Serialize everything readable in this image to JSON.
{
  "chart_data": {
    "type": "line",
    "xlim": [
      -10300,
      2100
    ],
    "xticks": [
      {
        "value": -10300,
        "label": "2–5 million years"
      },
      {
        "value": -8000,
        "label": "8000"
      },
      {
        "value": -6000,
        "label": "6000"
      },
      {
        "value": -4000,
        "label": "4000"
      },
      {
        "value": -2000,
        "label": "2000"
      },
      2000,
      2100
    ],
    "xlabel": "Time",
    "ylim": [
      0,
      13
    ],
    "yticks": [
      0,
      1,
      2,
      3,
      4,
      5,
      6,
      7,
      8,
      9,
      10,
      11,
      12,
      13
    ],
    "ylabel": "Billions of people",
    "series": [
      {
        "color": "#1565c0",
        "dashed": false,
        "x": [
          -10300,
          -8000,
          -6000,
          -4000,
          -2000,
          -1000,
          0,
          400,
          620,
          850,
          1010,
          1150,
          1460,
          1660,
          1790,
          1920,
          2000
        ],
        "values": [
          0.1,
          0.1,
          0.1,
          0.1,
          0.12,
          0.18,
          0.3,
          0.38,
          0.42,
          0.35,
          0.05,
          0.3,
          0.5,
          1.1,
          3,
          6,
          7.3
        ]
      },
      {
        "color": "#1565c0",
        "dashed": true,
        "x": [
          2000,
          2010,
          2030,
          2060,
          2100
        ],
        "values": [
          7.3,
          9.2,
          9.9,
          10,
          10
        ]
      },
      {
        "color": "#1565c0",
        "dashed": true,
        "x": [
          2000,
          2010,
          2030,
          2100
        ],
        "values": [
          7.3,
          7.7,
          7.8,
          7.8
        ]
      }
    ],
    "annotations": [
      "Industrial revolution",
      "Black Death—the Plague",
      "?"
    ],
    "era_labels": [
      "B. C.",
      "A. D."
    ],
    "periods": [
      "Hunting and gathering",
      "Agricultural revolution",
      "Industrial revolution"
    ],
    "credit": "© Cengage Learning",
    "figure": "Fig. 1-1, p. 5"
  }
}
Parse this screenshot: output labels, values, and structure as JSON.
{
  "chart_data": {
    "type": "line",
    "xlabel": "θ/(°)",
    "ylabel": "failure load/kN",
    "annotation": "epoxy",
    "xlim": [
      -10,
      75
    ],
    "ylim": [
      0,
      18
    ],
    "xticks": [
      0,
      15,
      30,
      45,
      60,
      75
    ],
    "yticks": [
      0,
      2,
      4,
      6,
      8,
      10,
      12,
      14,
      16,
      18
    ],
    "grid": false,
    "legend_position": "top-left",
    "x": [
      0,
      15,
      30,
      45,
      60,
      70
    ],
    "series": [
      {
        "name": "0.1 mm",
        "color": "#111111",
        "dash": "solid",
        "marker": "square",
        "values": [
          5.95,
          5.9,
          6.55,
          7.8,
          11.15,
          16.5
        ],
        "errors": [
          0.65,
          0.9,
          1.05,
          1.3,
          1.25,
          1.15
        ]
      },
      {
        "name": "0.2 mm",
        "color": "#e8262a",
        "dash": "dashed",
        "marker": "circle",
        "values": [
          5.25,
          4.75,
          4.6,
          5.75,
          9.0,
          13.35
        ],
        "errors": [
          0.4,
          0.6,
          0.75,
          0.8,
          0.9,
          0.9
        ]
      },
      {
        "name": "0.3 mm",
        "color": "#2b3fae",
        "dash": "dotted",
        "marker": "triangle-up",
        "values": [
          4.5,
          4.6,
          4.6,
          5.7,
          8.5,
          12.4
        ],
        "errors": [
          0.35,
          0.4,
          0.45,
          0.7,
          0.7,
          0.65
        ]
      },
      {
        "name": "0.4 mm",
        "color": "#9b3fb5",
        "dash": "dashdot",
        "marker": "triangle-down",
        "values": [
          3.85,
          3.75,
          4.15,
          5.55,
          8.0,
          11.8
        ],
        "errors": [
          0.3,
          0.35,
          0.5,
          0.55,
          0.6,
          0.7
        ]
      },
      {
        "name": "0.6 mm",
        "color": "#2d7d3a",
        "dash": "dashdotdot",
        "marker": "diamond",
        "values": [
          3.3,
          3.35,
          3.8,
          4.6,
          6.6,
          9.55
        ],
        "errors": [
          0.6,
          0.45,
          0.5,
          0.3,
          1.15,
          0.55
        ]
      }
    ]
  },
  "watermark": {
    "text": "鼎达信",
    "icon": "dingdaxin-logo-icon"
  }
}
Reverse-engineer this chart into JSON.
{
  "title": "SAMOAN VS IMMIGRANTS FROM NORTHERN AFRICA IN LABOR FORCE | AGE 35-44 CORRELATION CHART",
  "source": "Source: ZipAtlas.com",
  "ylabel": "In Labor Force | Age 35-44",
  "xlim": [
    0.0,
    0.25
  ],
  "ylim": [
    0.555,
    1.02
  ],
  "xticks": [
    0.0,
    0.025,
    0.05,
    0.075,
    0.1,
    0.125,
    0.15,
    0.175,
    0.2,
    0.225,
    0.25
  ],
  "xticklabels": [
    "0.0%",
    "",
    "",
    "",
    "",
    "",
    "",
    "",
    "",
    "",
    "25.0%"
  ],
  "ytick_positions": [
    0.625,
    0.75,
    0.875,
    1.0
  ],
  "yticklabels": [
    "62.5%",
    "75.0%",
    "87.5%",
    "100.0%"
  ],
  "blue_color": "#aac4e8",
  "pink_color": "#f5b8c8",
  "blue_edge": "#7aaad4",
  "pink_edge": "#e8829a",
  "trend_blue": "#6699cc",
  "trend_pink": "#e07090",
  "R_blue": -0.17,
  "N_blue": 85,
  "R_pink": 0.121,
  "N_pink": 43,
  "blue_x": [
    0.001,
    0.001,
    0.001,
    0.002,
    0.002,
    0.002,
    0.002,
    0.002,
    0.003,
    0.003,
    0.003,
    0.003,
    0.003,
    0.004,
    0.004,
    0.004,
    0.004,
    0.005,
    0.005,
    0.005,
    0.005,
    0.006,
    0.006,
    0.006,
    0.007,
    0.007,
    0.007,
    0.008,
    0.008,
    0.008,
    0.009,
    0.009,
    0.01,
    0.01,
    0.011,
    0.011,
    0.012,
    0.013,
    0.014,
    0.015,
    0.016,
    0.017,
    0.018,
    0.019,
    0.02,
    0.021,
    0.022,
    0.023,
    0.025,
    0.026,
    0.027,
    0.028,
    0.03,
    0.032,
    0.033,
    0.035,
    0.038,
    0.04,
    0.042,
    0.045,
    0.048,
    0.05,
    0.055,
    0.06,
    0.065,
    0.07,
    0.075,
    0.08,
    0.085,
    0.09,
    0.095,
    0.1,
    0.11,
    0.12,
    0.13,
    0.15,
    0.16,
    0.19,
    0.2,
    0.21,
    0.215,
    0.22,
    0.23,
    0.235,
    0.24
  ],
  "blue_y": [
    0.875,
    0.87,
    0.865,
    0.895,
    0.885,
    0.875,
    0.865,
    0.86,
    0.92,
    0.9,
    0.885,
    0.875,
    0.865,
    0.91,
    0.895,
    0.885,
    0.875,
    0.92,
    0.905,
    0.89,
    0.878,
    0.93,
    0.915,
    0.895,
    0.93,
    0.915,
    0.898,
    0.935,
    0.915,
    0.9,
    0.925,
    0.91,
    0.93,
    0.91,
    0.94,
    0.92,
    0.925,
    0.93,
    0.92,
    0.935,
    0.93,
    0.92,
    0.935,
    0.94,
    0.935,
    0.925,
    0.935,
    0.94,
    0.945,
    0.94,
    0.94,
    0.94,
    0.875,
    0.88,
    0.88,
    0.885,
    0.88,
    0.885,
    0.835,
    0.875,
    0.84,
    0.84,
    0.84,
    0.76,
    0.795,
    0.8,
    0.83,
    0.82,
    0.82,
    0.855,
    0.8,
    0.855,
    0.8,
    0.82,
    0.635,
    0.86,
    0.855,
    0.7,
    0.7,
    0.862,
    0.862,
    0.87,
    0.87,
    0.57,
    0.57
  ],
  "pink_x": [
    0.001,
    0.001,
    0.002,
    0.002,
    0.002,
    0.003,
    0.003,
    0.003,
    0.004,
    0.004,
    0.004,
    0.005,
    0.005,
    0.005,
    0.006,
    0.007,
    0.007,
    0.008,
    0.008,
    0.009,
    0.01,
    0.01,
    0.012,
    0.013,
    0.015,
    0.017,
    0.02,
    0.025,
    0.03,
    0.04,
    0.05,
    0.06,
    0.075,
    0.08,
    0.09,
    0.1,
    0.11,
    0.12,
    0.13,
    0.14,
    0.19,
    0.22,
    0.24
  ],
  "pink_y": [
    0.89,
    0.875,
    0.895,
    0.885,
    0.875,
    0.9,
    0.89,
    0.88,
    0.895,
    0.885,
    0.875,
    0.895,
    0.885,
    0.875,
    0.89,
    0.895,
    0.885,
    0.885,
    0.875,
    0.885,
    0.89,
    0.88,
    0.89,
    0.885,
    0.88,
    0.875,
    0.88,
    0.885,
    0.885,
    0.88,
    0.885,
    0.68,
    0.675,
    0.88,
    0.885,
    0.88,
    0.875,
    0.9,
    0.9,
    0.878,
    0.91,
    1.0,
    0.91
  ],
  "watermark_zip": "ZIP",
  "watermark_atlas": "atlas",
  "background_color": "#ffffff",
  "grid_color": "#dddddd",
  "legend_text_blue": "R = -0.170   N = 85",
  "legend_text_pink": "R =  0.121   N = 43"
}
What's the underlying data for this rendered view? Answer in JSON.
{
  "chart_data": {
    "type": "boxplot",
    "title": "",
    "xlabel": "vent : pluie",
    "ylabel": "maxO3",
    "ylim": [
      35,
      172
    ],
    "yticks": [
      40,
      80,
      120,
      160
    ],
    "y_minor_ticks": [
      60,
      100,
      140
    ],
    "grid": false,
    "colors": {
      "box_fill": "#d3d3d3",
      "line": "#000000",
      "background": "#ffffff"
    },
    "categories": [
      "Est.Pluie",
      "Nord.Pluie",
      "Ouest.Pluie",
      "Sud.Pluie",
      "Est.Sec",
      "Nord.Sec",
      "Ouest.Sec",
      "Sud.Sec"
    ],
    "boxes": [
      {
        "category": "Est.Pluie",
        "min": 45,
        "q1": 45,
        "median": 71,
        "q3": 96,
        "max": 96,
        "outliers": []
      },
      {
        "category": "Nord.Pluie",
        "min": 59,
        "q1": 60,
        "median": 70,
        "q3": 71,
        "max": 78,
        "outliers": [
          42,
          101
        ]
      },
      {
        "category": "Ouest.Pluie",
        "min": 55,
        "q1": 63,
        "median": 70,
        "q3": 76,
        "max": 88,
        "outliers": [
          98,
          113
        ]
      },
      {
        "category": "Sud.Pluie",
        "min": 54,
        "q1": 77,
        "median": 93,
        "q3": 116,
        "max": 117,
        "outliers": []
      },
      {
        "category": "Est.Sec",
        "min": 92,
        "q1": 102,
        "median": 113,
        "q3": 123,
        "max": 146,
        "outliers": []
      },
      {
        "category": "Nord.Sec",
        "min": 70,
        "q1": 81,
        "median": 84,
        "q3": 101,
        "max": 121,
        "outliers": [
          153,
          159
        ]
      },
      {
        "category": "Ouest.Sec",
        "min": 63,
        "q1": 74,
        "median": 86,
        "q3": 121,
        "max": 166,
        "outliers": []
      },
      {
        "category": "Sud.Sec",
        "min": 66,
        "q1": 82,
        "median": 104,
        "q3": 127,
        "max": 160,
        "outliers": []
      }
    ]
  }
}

⁂

» EXERCISE BRIEF:
Return solely the number of lines in the data that include the word "triangle".

» EXERCISE SOLUTION:
2